__Goal__
Every line of the records must be repeated exactly; pictures stay out.

─── Listed records

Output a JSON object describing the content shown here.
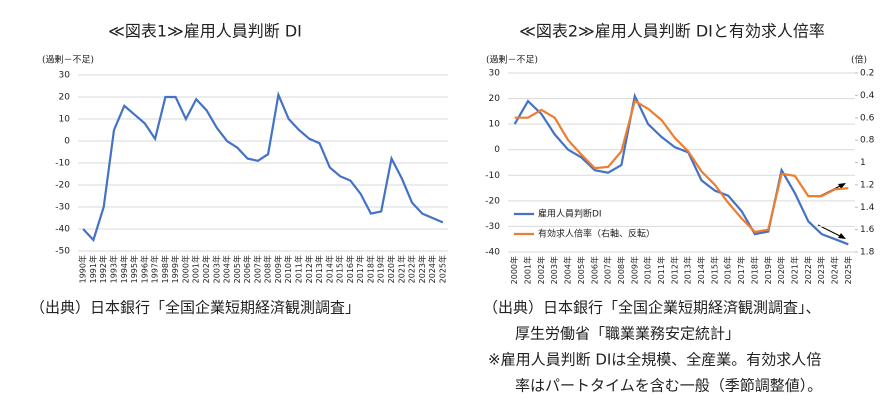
{
  "chart_data": [
    {
      "type": "line",
      "title": "≪図表1≫雇用人員判断 DI",
      "y_label": "(過剰－不足)",
      "categories": [
        "1990年",
        "1991年",
        "1992年",
        "1993年",
        "1994年",
        "1995年",
        "1996年",
        "1997年",
        "1998年",
        "1999年",
        "2000年",
        "2001年",
        "2002年",
        "2003年",
        "2004年",
        "2005年",
        "2006年",
        "2007年",
        "2008年",
        "2009年",
        "2010年",
        "2011年",
        "2012年",
        "2013年",
        "2014年",
        "2015年",
        "2016年",
        "2017年",
        "2018年",
        "2019年",
        "2020年",
        "2021年",
        "2022年",
        "2023年",
        "2024年",
        "2025年"
      ],
      "series": [
        {
          "name": "雇用人員判断DI",
          "color": "#4472c4",
          "values": [
            -40,
            -45,
            -30,
            5,
            16,
            12,
            8,
            1,
            20,
            20,
            10,
            19,
            14,
            6,
            0,
            -3,
            -8,
            -9,
            -6,
            21,
            10,
            5,
            1,
            -1,
            -12,
            -16,
            -18,
            -24,
            -33,
            -32,
            -8,
            -17,
            -28,
            -33,
            -35,
            -37
          ]
        }
      ],
      "ylim": [
        -50,
        30
      ],
      "yticks": [
        -50,
        -40,
        -30,
        -20,
        -10,
        0,
        10,
        20,
        30
      ],
      "grid": true,
      "legend": false,
      "source": [
        "（出典）日本銀行「全国企業短期経済観測調査」"
      ]
    },
    {
      "type": "line",
      "title": "≪図表2≫雇用人員判断 DIと有効求人倍率",
      "y_label": "(過剰－不足)",
      "y2_label": "(倍)",
      "categories": [
        "2000年",
        "2001年",
        "2002年",
        "2003年",
        "2004年",
        "2005年",
        "2006年",
        "2007年",
        "2008年",
        "2009年",
        "2010年",
        "2011年",
        "2012年",
        "2013年",
        "2014年",
        "2015年",
        "2016年",
        "2017年",
        "2018年",
        "2019年",
        "2020年",
        "2021年",
        "2022年",
        "2023年",
        "2024年",
        "2025年"
      ],
      "series": [
        {
          "name": "雇用人員判断DI",
          "color": "#4472c4",
          "values": [
            10,
            19,
            14,
            6,
            0,
            -3,
            -8,
            -9,
            -6,
            21,
            10,
            5,
            1,
            -1,
            -12,
            -16,
            -18,
            -24,
            -33,
            -32,
            -8,
            -17,
            -28,
            -33,
            -35,
            -37
          ]
        },
        {
          "name": "有効求人倍率（右軸、反転）",
          "color": "#ed7d31",
          "axis": "y2",
          "values": [
            0.6,
            0.6,
            0.53,
            0.6,
            0.8,
            0.93,
            1.05,
            1.04,
            0.9,
            0.45,
            0.52,
            0.62,
            0.78,
            0.9,
            1.08,
            1.2,
            1.36,
            1.5,
            1.62,
            1.6,
            1.1,
            1.12,
            1.3,
            1.3,
            1.24,
            1.23
          ]
        }
      ],
      "ylim": [
        -40,
        30
      ],
      "yticks": [
        -40,
        -30,
        -20,
        -10,
        0,
        10,
        20,
        30
      ],
      "y2lim": [
        1.8,
        0.2
      ],
      "y2ticks": [
        0.2,
        0.4,
        0.6,
        0.8,
        1,
        1.2,
        1.4,
        1.6,
        1.8
      ],
      "grid": true,
      "legend": "lower left",
      "source": [
        "（出典）日本銀行「全国企業短期経済観測調査」、",
        "厚生労働省「職業業務安定統計」",
        "※雇用人員判断 DIは全規模、全産業。有効求人倍",
        "率はパートタイムを含む一般（季節調整値）。"
      ]
    }
  ]
}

──────

__Answer below__
Output a JSON object describing the content shown here.
{
  "chart_data": [
    {
      "type": "line",
      "title": "≪図表1≫雇用人員判断 DI",
      "y_label": "(過剰－不足)",
      "categories": [
        "1990年",
        "1991年",
        "1992年",
        "1993年",
        "1994年",
        "1995年",
        "1996年",
        "1997年",
        "1998年",
        "1999年",
        "2000年",
        "2001年",
        "2002年",
        "2003年",
        "2004年",
        "2005年",
        "2006年",
        "2007年",
        "2008年",
        "2009年",
        "2010年",
        "2011年",
        "2012年",
        "2013年",
        "2014年",
        "2015年",
        "2016年",
        "2017年",
        "2018年",
        "2019年",
        "2020年",
        "2021年",
        "2022年",
        "2023年",
        "2024年",
        "2025年"
      ],
      "series": [
        {
          "name": "雇用人員判断DI",
          "color": "#4472c4",
          "values": [
            -40,
            -45,
            -30,
            5,
            16,
            12,
            8,
            1,
            20,
            20,
            10,
            19,
            14,
            6,
            0,
            -3,
            -8,
            -9,
            -6,
            21,
            10,
            5,
            1,
            -1,
            -12,
            -16,
            -18,
            -24,
            -33,
            -32,
            -8,
            -17,
            -28,
            -33,
            -35,
            -37
          ]
        }
      ],
      "ylim": [
        -50,
        30
      ],
      "yticks": [
        -50,
        -40,
        -30,
        -20,
        -10,
        0,
        10,
        20,
        30
      ],
      "grid": true,
      "legend": false,
      "source": [
        "（出典）日本銀行「全国企業短期経済観測調査」"
      ]
    },
    {
      "type": "line",
      "title": "≪図表2≫雇用人員判断 DIと有効求人倍率",
      "y_label": "(過剰－不足)",
      "y2_label": "(倍)",
      "categories": [
        "2000年",
        "2001年",
        "2002年",
        "2003年",
        "2004年",
        "2005年",
        "2006年",
        "2007年",
        "2008年",
        "2009年",
        "2010年",
        "2011年",
        "2012年",
        "2013年",
        "2014年",
        "2015年",
        "2016年",
        "2017年",
        "2018年",
        "2019年",
        "2020年",
        "2021年",
        "2022年",
        "2023年",
        "2024年",
        "2025年"
      ],
      "series": [
        {
          "name": "雇用人員判断DI",
          "color": "#4472c4",
          "values": [
            10,
            19,
            14,
            6,
            0,
            -3,
            -8,
            -9,
            -6,
            21,
            10,
            5,
            1,
            -1,
            -12,
            -16,
            -18,
            -24,
            -33,
            -32,
            -8,
            -17,
            -28,
            -33,
            -35,
            -37
          ]
        },
        {
          "name": "有効求人倍率（右軸、反転）",
          "color": "#ed7d31",
          "axis": "y2",
          "values": [
            0.6,
            0.6,
            0.53,
            0.6,
            0.8,
            0.93,
            1.05,
            1.04,
            0.9,
            0.45,
            0.52,
            0.62,
            0.78,
            0.9,
            1.08,
            1.2,
            1.36,
            1.5,
            1.62,
            1.6,
            1.1,
            1.12,
            1.3,
            1.3,
            1.24,
            1.23
          ]
        }
      ],
      "ylim": [
        -40,
        30
      ],
      "yticks": [
        -40,
        -30,
        -20,
        -10,
        0,
        10,
        20,
        30
      ],
      "y2lim": [
        1.8,
        0.2
      ],
      "y2ticks": [
        0.2,
        0.4,
        0.6,
        0.8,
        1,
        1.2,
        1.4,
        1.6,
        1.8
      ],
      "grid": true,
      "legend": "lower left",
      "source": [
        "（出典）日本銀行「全国企業短期経済観測調査」、",
        "厚生労働省「職業業務安定統計」",
        "※雇用人員判断 DIは全規模、全産業。有効求人倍",
        "率はパートタイムを含む一般（季節調整値）。"
      ]
    }
  ]
}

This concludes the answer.